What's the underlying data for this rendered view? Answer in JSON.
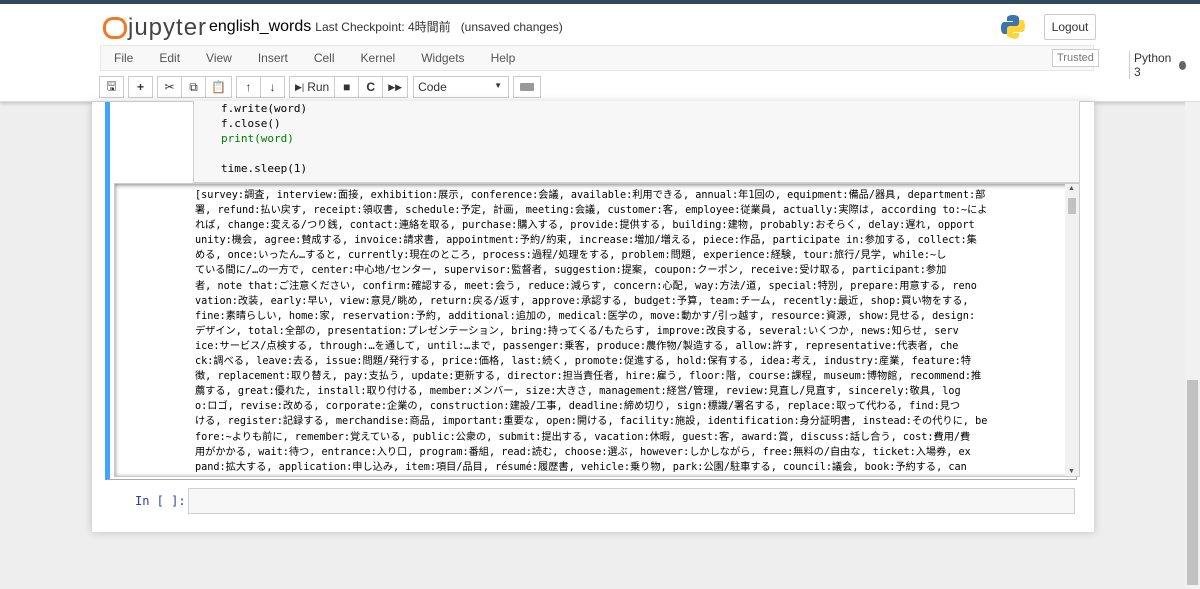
{
  "header": {
    "logo": "jupyter",
    "notebook_name": "english_words",
    "checkpoint": "Last Checkpoint: 4時間前",
    "unsaved": "(unsaved changes)",
    "logout": "Logout"
  },
  "menu": [
    "File",
    "Edit",
    "View",
    "Insert",
    "Cell",
    "Kernel",
    "Widgets",
    "Help"
  ],
  "status": {
    "trusted": "Trusted",
    "kernel": "Python 3"
  },
  "toolbar": {
    "run": "Run",
    "cell_type": "Code",
    "icons": [
      "save-icon",
      "plus-icon",
      "cut-icon",
      "copy-icon",
      "paste-icon",
      "arrow-up-icon",
      "arrow-down-icon",
      "run-icon",
      "stop-icon",
      "restart-icon",
      "fast-forward-icon",
      "keyboard-icon"
    ]
  },
  "code_lines": [
    "f.write(word)",
    "f.close()",
    "print(word)",
    "",
    "time.sleep(1)"
  ],
  "output_lines": [
    "[survey:調査, interview:面接, exhibition:展示, conference:会議, available:利用できる, annual:年1回の, equipment:備品/器具, department:部",
    "署, refund:払い戻す, receipt:領収書, schedule:予定, 計画, meeting:会議, customer:客, employee:従業員, actually:実際は, according to:~によ",
    "れば, change:変える/つり銭, contact:連絡を取る, purchase:購入する, provide:提供する, building:建物, probably:おそらく, delay:遅れ, opport",
    "unity:機会, agree:賛成する, invoice:請求書, appointment:予約/約束, increase:増加/増える, piece:作品, participate in:参加する, collect:集",
    "める, once:いったん…すると, currently:現在のところ, process:過程/処理をする, problem:問題, experience:経験, tour:旅行/見学, while:~し",
    "ている間に/…の一方で, center:中心地/センター, supervisor:監督者, suggestion:提案, coupon:クーポン, receive:受け取る, participant:参加",
    "者, note that:ご注意ください, confirm:確認する, meet:会う, reduce:減らす, concern:心配, way:方法/道, special:特別, prepare:用意する, reno",
    "vation:改装, early:早い, view:意見/眺め, return:戻る/返す, approve:承認する, budget:予算, team:チーム, recently:最近, shop:買い物をする,",
    "fine:素晴らしい, home:家, reservation:予約, additional:追加の, medical:医学の, move:動かす/引っ越す, resource:資源, show:見せる, design:",
    "デザイン, total:全部の, presentation:プレゼンテーション, bring:持ってくる/もたらす, improve:改良する, several:いくつか, news:知らせ, serv",
    "ice:サービス/点検する, through:…を通して, until:…まで, passenger:乗客, produce:農作物/製造する, allow:許す, representative:代表者, che",
    "ck:調べる, leave:去る, issue:問題/発行する, price:価格, last:続く, promote:促進する, hold:保有する, idea:考え, industry:産業, feature:特",
    "徴, replacement:取り替え, pay:支払う, update:更新する, director:担当責任者, hire:雇う, floor:階, course:課程, museum:博物館, recommend:推",
    "薦する, great:優れた, install:取り付ける, member:メンバー, size:大きさ, management:経営/管理, review:見直し/見直す, sincerely:敬具, log",
    "o:ロゴ, revise:改める, corporate:企業の, construction:建設/工事, deadline:締め切り, sign:標識/署名する, replace:取って代わる, find:見つ",
    "ける, register:記録する, merchandise:商品, important:重要な, open:開ける, facility:施設, identification:身分証明書, instead:その代りに, be",
    "fore:~よりも前に, remember:覚えている, public:公衆の, submit:提出する, vacation:休暇, guest:客, award:賞, discuss:話し合う, cost:費用/費",
    "用がかかる, wait:待つ, entrance:入り口, program:番組, read:読む, choose:選ぶ, however:しかしながら, free:無料の/自由な, ticket:入場券, ex",
    "pand:拡大する, application:申し込み, item:項目/品目, résumé:履歴書, vehicle:乗り物, park:公園/駐車する, council:議会, book:予約する, can"
  ],
  "next_cell": {
    "prompt": "In [ ]:"
  }
}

++++++

What is required >> Copy each line in full and exactly, omitting any picture.

Exercise solution >>
What's the underlying data for this rendered view? Answer in JSON.
{
  "header": {
    "logo": "jupyter",
    "notebook_name": "english_words",
    "checkpoint": "Last Checkpoint: 4時間前",
    "unsaved": "(unsaved changes)",
    "logout": "Logout"
  },
  "menu": [
    "File",
    "Edit",
    "View",
    "Insert",
    "Cell",
    "Kernel",
    "Widgets",
    "Help"
  ],
  "status": {
    "trusted": "Trusted",
    "kernel": "Python 3"
  },
  "toolbar": {
    "run": "Run",
    "cell_type": "Code",
    "icons": [
      "save-icon",
      "plus-icon",
      "cut-icon",
      "copy-icon",
      "paste-icon",
      "arrow-up-icon",
      "arrow-down-icon",
      "run-icon",
      "stop-icon",
      "restart-icon",
      "fast-forward-icon",
      "keyboard-icon"
    ]
  },
  "code_lines": [
    "f.write(word)",
    "f.close()",
    "print(word)",
    "",
    "time.sleep(1)"
  ],
  "output_lines": [
    "[survey:調査, interview:面接, exhibition:展示, conference:会議, available:利用できる, annual:年1回の, equipment:備品/器具, department:部",
    "署, refund:払い戻す, receipt:領収書, schedule:予定, 計画, meeting:会議, customer:客, employee:従業員, actually:実際は, according to:~によ",
    "れば, change:変える/つり銭, contact:連絡を取る, purchase:購入する, provide:提供する, building:建物, probably:おそらく, delay:遅れ, opport",
    "unity:機会, agree:賛成する, invoice:請求書, appointment:予約/約束, increase:増加/増える, piece:作品, participate in:参加する, collect:集",
    "める, once:いったん…すると, currently:現在のところ, process:過程/処理をする, problem:問題, experience:経験, tour:旅行/見学, while:~し",
    "ている間に/…の一方で, center:中心地/センター, supervisor:監督者, suggestion:提案, coupon:クーポン, receive:受け取る, participant:参加",
    "者, note that:ご注意ください, confirm:確認する, meet:会う, reduce:減らす, concern:心配, way:方法/道, special:特別, prepare:用意する, reno",
    "vation:改装, early:早い, view:意見/眺め, return:戻る/返す, approve:承認する, budget:予算, team:チーム, recently:最近, shop:買い物をする,",
    "fine:素晴らしい, home:家, reservation:予約, additional:追加の, medical:医学の, move:動かす/引っ越す, resource:資源, show:見せる, design:",
    "デザイン, total:全部の, presentation:プレゼンテーション, bring:持ってくる/もたらす, improve:改良する, several:いくつか, news:知らせ, serv",
    "ice:サービス/点検する, through:…を通して, until:…まで, passenger:乗客, produce:農作物/製造する, allow:許す, representative:代表者, che",
    "ck:調べる, leave:去る, issue:問題/発行する, price:価格, last:続く, promote:促進する, hold:保有する, idea:考え, industry:産業, feature:特",
    "徴, replacement:取り替え, pay:支払う, update:更新する, director:担当責任者, hire:雇う, floor:階, course:課程, museum:博物館, recommend:推",
    "薦する, great:優れた, install:取り付ける, member:メンバー, size:大きさ, management:経営/管理, review:見直し/見直す, sincerely:敬具, log",
    "o:ロゴ, revise:改める, corporate:企業の, construction:建設/工事, deadline:締め切り, sign:標識/署名する, replace:取って代わる, find:見つ",
    "ける, register:記録する, merchandise:商品, important:重要な, open:開ける, facility:施設, identification:身分証明書, instead:その代りに, be",
    "fore:~よりも前に, remember:覚えている, public:公衆の, submit:提出する, vacation:休暇, guest:客, award:賞, discuss:話し合う, cost:費用/費",
    "用がかかる, wait:待つ, entrance:入り口, program:番組, read:読む, choose:選ぶ, however:しかしながら, free:無料の/自由な, ticket:入場券, ex",
    "pand:拡大する, application:申し込み, item:項目/品目, résumé:履歴書, vehicle:乗り物, park:公園/駐車する, council:議会, book:予約する, can"
  ],
  "next_cell": {
    "prompt": "In [ ]:"
  }
}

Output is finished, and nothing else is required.